Document segment ▸
========================================================================

FDA ruling on labeling of acetaminophen:

  1. Applies only to combination drugs.
  2. Includes alcohol and liver warnings.
  3. Mandates a 5-year period for implementation of changes.
  4. Found that no changes were necessary.

 

Apply Your Knowledge

Next time you are in the grocery store, check out the pharmacy area and explore how many different products have acetaminophen and notice how they are labeled. Is it confusing? What could be done to make the labeling easier to understand for the lay public?

Prescription Labeling

 

Recommendations for Labeling on
Prescriptions Containing Acetaminophen

The following is the FDA’s Summary of Recommendations to Improve Prescription Container Labeling for Medicines Containing Acetaminophen.

 

  1. Complete spelling of active ingredients in acetaminophen-containing prescription medicines.
    • Completely spell all active ingredients in acetaminophen-containing medicine on the prescription container label. No acronyms, abbreviations, or truncations for acetaminophen or any other active ingredients should be used.
    • When a brand or branded generic medicine is dispensed, completely spell all active ingredients in addition to the branded name.

  2. Acetaminophen concomitant use and liver warning label
    • Adopt one standard concomitant use and liver warning label in alignment with the OTC acetaminophen warnings on Drug Facts labels. This will make the messaging consistent and strengthen and reinforce the messaging for patients across all acetaminophen-containing medicines.
    • Adopt a standard hierarchy for the key messages on the warning label for these labels.
    • Delete all warning labels containing similar key messages from warning label data files to prevent duplication of key messages on prescription labels.

  3. Prioritization of warning label printing
    • Prioritize the standard warning label to print within the top 3 warning labels to increase the probability the label will print and be applied to prescription containers.

  4. Icons on pharmacy warning labels
    • Icons can be used on warning labels if testing has proven the icons improve consumer and patient understanding beyond simple explicit text alone.
    • Manufacturers of acetaminophen-containing medicines, working through Consumer Healthcare Products Association (CHPA) and in collaboration with academia, are currently conducting research to explore the effectiveness of an acetaminophen-ingredient icon for cross-industry inclusion on both OTC (Drug Facts label) and prescription container labels.

========================================================================

[Document understanding data]
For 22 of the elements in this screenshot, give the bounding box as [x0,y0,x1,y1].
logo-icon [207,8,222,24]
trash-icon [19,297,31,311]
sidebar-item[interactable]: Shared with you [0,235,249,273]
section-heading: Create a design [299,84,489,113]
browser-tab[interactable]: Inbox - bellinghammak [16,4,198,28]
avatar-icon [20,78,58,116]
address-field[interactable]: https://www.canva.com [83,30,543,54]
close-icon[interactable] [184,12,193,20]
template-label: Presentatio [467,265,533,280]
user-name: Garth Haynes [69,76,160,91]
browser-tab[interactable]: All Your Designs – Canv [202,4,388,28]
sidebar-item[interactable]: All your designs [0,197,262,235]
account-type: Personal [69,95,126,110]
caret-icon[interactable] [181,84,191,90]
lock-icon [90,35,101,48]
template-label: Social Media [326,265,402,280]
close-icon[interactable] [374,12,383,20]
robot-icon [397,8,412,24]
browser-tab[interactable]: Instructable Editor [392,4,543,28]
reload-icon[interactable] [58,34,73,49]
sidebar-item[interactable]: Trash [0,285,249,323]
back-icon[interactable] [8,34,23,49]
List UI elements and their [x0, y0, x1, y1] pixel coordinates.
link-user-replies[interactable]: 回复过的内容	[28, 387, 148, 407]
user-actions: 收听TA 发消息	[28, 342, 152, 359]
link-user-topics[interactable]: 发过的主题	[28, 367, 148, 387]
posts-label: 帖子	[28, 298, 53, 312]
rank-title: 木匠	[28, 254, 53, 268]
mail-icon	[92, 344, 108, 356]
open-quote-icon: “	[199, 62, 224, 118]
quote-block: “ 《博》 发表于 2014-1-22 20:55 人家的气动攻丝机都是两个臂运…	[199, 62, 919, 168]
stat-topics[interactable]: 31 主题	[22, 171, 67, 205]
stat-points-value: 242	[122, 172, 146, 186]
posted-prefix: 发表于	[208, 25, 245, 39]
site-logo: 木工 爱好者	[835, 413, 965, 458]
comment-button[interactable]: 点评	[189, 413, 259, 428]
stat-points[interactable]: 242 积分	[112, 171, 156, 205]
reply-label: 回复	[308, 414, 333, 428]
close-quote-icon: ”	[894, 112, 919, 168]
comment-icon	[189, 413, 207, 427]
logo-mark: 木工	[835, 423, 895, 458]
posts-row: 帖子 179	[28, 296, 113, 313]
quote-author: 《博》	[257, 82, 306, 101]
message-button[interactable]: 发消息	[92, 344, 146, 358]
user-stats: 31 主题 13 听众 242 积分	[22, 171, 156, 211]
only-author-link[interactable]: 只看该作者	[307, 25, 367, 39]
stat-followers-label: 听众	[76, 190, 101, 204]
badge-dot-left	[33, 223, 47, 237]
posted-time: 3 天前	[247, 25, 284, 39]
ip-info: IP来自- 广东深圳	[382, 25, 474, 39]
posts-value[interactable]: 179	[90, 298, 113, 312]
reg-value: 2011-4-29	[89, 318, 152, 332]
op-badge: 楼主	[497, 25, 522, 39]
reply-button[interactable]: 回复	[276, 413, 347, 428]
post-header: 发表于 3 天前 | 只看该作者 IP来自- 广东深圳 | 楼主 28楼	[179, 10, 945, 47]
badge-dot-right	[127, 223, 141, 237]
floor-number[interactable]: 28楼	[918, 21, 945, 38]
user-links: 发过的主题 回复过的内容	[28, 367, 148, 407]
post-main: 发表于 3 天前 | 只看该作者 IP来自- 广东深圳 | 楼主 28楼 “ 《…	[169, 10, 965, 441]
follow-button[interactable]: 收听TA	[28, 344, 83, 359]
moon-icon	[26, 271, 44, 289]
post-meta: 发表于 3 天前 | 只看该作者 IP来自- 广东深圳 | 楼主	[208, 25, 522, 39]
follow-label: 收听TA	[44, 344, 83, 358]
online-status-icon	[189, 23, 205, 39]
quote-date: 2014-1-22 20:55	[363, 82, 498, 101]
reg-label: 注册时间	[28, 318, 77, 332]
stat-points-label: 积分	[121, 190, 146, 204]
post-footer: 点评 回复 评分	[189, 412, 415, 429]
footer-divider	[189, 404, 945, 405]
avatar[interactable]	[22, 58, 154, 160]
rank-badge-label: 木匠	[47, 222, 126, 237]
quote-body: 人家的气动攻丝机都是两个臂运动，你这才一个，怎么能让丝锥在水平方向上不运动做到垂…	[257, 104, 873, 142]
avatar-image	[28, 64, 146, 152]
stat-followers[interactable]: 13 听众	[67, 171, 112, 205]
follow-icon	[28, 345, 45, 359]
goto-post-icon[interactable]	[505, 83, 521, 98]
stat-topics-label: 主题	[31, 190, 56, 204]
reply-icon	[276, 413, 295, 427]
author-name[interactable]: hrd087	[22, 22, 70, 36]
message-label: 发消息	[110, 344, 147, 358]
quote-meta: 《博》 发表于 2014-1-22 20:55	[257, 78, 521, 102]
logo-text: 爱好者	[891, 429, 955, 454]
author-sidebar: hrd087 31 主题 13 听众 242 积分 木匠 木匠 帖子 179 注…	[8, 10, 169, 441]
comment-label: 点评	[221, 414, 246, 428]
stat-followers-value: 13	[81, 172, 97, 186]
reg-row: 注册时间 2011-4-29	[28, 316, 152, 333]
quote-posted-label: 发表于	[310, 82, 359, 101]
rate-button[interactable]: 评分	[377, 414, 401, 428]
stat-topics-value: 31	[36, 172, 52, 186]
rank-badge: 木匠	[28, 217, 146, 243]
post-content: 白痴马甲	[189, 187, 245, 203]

========================================================================

Required action 1 ▸ In the acetaminophen labeling passage, retype the part that opens with the words containing "Recommendations for Labeling" and closes with "acetaminophen-containing prescription medicines.".
Required action 2 ▸ According to the acetaminophen labeling passage, within how many of the top warning labels should the standard warning label be prioritized to print?
Work only from the acetaminophen labeling passage.

Written solution 1 ▸
Recommendations for Labeling on
Prescriptions Containing Acetaminophen

The following is the FDA’s Summary of Recommendations to Improve Prescription Container Labeling for Medicines Containing Acetaminophen.

 

  1. Complete spelling of active ingredients in acetaminophen-containing prescription medicines.

Written solution 2 ▸ Within the top 3 warning labels.